-- Start Excerpt provided --

Re: [PATCH v3] fs: don't scan the inode cache before SB_BORN is set

From: "Darrick J. Wong" <darrick.wong@oracle.com>
To: Dave Chinner <david@fromorbit.com>
Cc: linux-xfs@vger.kernel.org, linux-fsdevel@vger.kernel.org,
	Al Viro <viro@ZenIV.linux.org.uk>
Subject: Re: [PATCH v3] fs: don't scan the inode cache before SB_BORN is set
Date: Thu, 10 May 2018 09:39:14 -0700	[thread overview]
Message-ID: <20180510163914.GF11261@magnolia> (raw)
In-Reply-To: <20180510042132.GS23861@dastard>

On Thu, May 10, 2018 at 02:21:33PM +1000, Dave Chinner wrote:
> 
> From: Dave Chinner <dchinner@redhat.com>
> 
> We recently had an oops reported on a 4.14 kernel in
> xfs_reclaim_inodes_count() where sb->s_fs_info pointed to garbage
> and so the m_perag_tree lookup walked into lala land.
> 
> We found a mount in a failed state, blocked on the shrinker rwsem
> here:
> 
> mount_bdev()
>   deactivate_locked_super()
>     unregister_shrinker()
> 
> Essentially, the machine was under memory pressure when the mount
> was being run, xfs_fs_fill_super() failed after allocating the
> xfs_mount and attaching it to sb->s_fs_info. It then cleaned up and
> freed the xfs_mount, but the sb->s_fs_info field still pointed to
> the freed memory. Hence when the superblock shrinker then ran
> it fell off the bad pointer.

-- End Excerpt provided --

## Instructions for the task
List every email address that appears in the patch reply above. Use only the patch reply above for the following work; the material after it is not needed.

-- Start Extracted data --

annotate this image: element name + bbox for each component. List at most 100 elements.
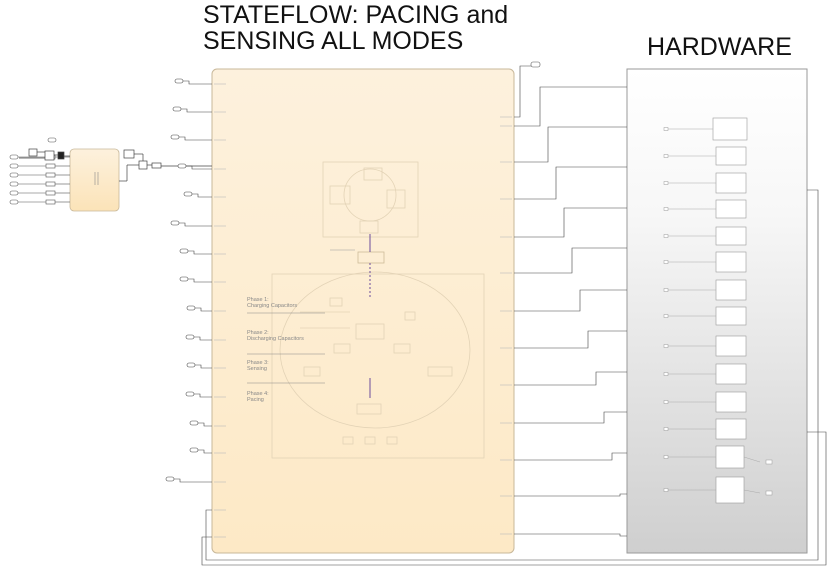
stateflow-inport: [185, 334, 195, 340]
hardware-internal-port: [663, 207, 669, 211]
stateflow-input-wire: [179, 136, 212, 141]
left-inport: [9, 181, 19, 187]
hardware-internal-port: [663, 234, 669, 238]
hardware-io-block: [715, 445, 745, 469]
stateflow-to-hardware-wire: [514, 371, 627, 386]
hardware-io-block: [712, 117, 748, 141]
stateflow-inner-states: [271, 161, 485, 459]
stateflow-input-wire: [179, 222, 212, 227]
stateflow-input-wire: [198, 422, 212, 427]
hardware-io-block: [715, 391, 747, 413]
stateflow-input-wire: [195, 364, 212, 369]
hardware-internal-port: [663, 154, 669, 158]
left-inport: [9, 190, 19, 196]
left-gain-block: [45, 181, 56, 187]
left-inport: [9, 154, 19, 160]
stateflow-inport: [174, 78, 184, 84]
hardware-internal-port: [663, 127, 669, 131]
stateflow-to-hardware-wire: [514, 452, 627, 461]
phase-1-desc: Charging Capacitors: [247, 303, 297, 309]
hardware-io-block: [715, 226, 747, 246]
hardware-io-block: [715, 251, 747, 273]
hardware-internal-port: [663, 372, 669, 376]
hardware-internal-port: [663, 314, 669, 318]
input-subsystem-block[interactable]: [69, 148, 120, 212]
stateflow-inport: [183, 191, 193, 197]
left-gain-block: [45, 190, 56, 196]
stateflow-inport: [170, 220, 180, 226]
hardware-out-wire: [743, 456, 761, 463]
hardware-internal-port: [663, 344, 669, 348]
phase-2-desc: Discharging Capacitors: [247, 336, 304, 342]
feedback-wires: [201, 65, 827, 566]
stateflow-input-wire: [188, 278, 212, 283]
left-gain-block: [45, 172, 56, 178]
hardware-io-block: [715, 363, 747, 385]
left-top-inport: [47, 137, 57, 143]
hardware-internal-port: [663, 400, 669, 404]
hardware-io-block: [715, 146, 747, 166]
hardware-internal-port: [663, 181, 669, 185]
hardware-io-block: [715, 306, 747, 326]
stateflow-to-hardware-wire: [514, 533, 627, 537]
hardware-io-block: [715, 476, 745, 504]
stateflow-outputs: [500, 86, 627, 537]
hardware-out-port: [765, 459, 773, 465]
phase-1-label: Phase 1:: [247, 297, 269, 303]
stateflow-to-hardware-wire: [514, 207, 627, 238]
stateflow-inport: [170, 134, 180, 140]
stateflow-input-wire: [181, 108, 212, 113]
stateflow-to-hardware-wire: [514, 126, 627, 163]
stateflow-inport: [186, 362, 196, 368]
left-inport: [9, 172, 19, 178]
stateflow-input-wire: [186, 165, 212, 170]
stateflow-input-wire: [198, 449, 212, 454]
input-subsystem-ports: [9, 137, 70, 205]
phase-separators: [247, 312, 325, 384]
stateflow-to-hardware-wire: [514, 166, 627, 200]
phase-2-label: Phase 2:: [247, 330, 269, 336]
stateflow-chart-block[interactable]: [211, 68, 515, 554]
stateflow-title-line2: SENSING ALL MODES: [203, 27, 464, 55]
stateflow-input-wire: [192, 193, 212, 198]
stateflow-input-wire: [183, 80, 212, 85]
left-inport: [9, 199, 19, 205]
stateflow-to-hardware-wire: [514, 247, 627, 274]
hardware-internal-port: [663, 427, 669, 431]
phase-3-label: Phase 3:: [247, 360, 269, 366]
stateflow-input-wire: [194, 393, 212, 398]
hardware-internal-port: [663, 288, 669, 292]
hardware-internal-port: [663, 488, 669, 492]
top-outport: [530, 61, 541, 68]
hardware-out-port: [765, 490, 773, 496]
hardware-out-wire: [743, 489, 761, 494]
hardware-io-block: [715, 279, 747, 301]
stateflow-inport: [172, 106, 182, 112]
left-gain-block: [45, 163, 56, 169]
stateflow-inputs: [165, 78, 226, 538]
hardware-io-block: [715, 172, 747, 194]
stateflow-input-wire: [195, 307, 212, 312]
stateflow-input-wire: [188, 250, 212, 255]
stateflow-inport: [179, 248, 189, 254]
phase-4-desc: Pacing: [247, 397, 264, 403]
stateflow-to-hardware-wire: [514, 289, 627, 312]
stateflow-inport: [165, 476, 175, 482]
hardware-io-block: [715, 418, 747, 440]
stateflow-inport: [189, 420, 199, 426]
phase-labels: Phase 1: Charging Capacitors Phase 2: Di…: [247, 297, 304, 403]
stateflow-to-hardware-wire: [514, 411, 627, 424]
stateflow-inport: [189, 447, 199, 453]
hardware-io-block: [715, 335, 747, 357]
stateflow-to-hardware-wire: [514, 86, 627, 127]
stateflow-to-hardware-wire: [514, 493, 627, 497]
hardware-io-block: [715, 199, 747, 219]
stateflow-title-line1: STATEFLOW: PACING and: [203, 1, 509, 29]
hardware-title: HARDWARE: [647, 33, 792, 61]
stateflow-inport: [186, 305, 196, 311]
phase-3-desc: Sensing: [247, 366, 267, 372]
hardware-internal-port: [663, 455, 669, 459]
stateflow-inport: [179, 276, 189, 282]
stateflow-inport: [185, 391, 195, 397]
phase-4-label: Phase 4:: [247, 391, 269, 397]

-- End Extracted data --

## The completed task
- darrick.wong@oracle.com
- david@fromorbit.com
- linux-xfs@vger.kernel.org
- linux-fsdevel@vger.kernel.org
- viro@ZenIV.linux.org.uk
- dchinner@redhat.com